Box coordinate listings
---------------

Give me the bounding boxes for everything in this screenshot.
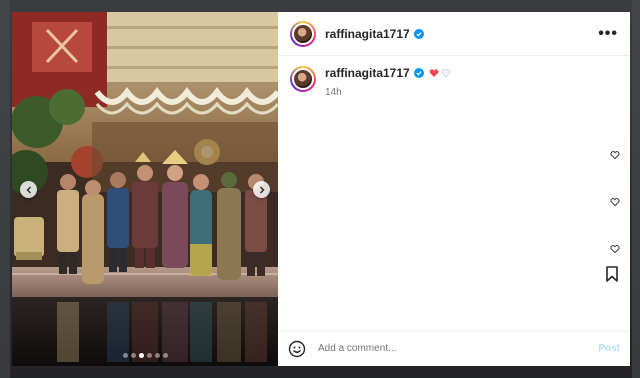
add-comment-bar: Post	[278, 331, 630, 366]
post-timestamp: 14h	[325, 87, 342, 98]
carousel-dot	[154, 353, 160, 358]
like-comment-heart-icon[interactable]	[610, 197, 620, 207]
pink-heart-icon	[429, 69, 439, 77]
post-comment-button[interactable]: Post	[598, 343, 620, 354]
author-avatar[interactable]	[290, 20, 316, 47]
author-username[interactable]: raffinagita1717	[325, 27, 410, 41]
post-modal: raffinagita1717 ••• raffinagita1717 14h …	[12, 12, 630, 366]
chevron-right-icon	[259, 186, 264, 193]
comment-input[interactable]	[316, 342, 599, 355]
carousel-dot	[146, 353, 152, 358]
like-comment-heart-icon[interactable]	[610, 244, 620, 254]
carousel-dot	[130, 353, 136, 358]
carousel-dot-active	[138, 353, 144, 358]
post-header: raffinagita1717 •••	[278, 12, 630, 56]
verified-badge-icon	[413, 28, 424, 39]
carousel-dot	[162, 353, 168, 358]
emoji-icon[interactable]	[288, 340, 306, 358]
more-options-button[interactable]: •••	[598, 25, 618, 42]
carousel-indicator	[12, 353, 278, 358]
carousel-dot	[122, 353, 128, 358]
previous-photo-button[interactable]	[20, 181, 37, 198]
caption-username[interactable]: raffinagita1717	[325, 66, 410, 80]
post-photo[interactable]	[12, 12, 278, 366]
verified-badge-icon	[413, 68, 424, 78]
save-bookmark-icon[interactable]	[605, 266, 619, 282]
comments-section: raffinagita1717 14h	[278, 56, 630, 366]
caption-emoji	[429, 68, 451, 78]
next-photo-button[interactable]	[253, 181, 270, 198]
caption: raffinagita1717 14h	[290, 66, 618, 98]
chevron-left-icon	[26, 186, 31, 193]
white-heart-icon	[441, 69, 451, 78]
caption-avatar[interactable]	[290, 66, 316, 92]
photo-illustration	[12, 12, 278, 366]
post-info-panel: raffinagita1717 ••• raffinagita1717 14h …	[278, 12, 630, 366]
like-comment-heart-icon[interactable]	[610, 150, 620, 160]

---------------

DIRECTION: Reproduce the lines of every item above word for word, leaving out the pictures.

REPLY TO THE EXERCISE:
Give me the bounding boxes for everything in this screenshot.
add-comment-bar: Post	[278, 331, 630, 366]
post-timestamp: 14h	[325, 87, 342, 98]
carousel-dot	[154, 353, 160, 358]
like-comment-heart-icon[interactable]	[610, 197, 620, 207]
pink-heart-icon	[429, 69, 439, 77]
post-comment-button[interactable]: Post	[598, 343, 620, 354]
author-avatar[interactable]	[290, 20, 316, 47]
author-username[interactable]: raffinagita1717	[325, 27, 410, 41]
post-modal: raffinagita1717 ••• raffinagita1717 14h …	[12, 12, 630, 366]
chevron-right-icon	[259, 186, 264, 193]
comment-input[interactable]	[316, 342, 599, 355]
carousel-dot	[146, 353, 152, 358]
like-comment-heart-icon[interactable]	[610, 244, 620, 254]
carousel-dot	[130, 353, 136, 358]
carousel-dot-active	[138, 353, 144, 358]
post-header: raffinagita1717 •••	[278, 12, 630, 56]
verified-badge-icon	[413, 28, 424, 39]
carousel-dot	[162, 353, 168, 358]
emoji-icon[interactable]	[288, 340, 306, 358]
more-options-button[interactable]: •••	[598, 25, 618, 42]
carousel-indicator	[12, 353, 278, 358]
carousel-dot	[122, 353, 128, 358]
previous-photo-button[interactable]	[20, 181, 37, 198]
caption-username[interactable]: raffinagita1717	[325, 66, 410, 80]
post-photo[interactable]	[12, 12, 278, 366]
verified-badge-icon	[413, 68, 424, 78]
save-bookmark-icon[interactable]	[605, 266, 619, 282]
comments-section: raffinagita1717 14h	[278, 56, 630, 366]
caption-emoji	[429, 68, 451, 78]
next-photo-button[interactable]	[253, 181, 270, 198]
caption: raffinagita1717 14h	[290, 66, 618, 98]
chevron-left-icon	[26, 186, 31, 193]
white-heart-icon	[441, 69, 451, 78]
caption-avatar[interactable]	[290, 66, 316, 92]
photo-illustration	[12, 12, 278, 366]
post-info-panel: raffinagita1717 ••• raffinagita1717 14h …	[278, 12, 630, 366]
like-comment-heart-icon[interactable]	[610, 150, 620, 160]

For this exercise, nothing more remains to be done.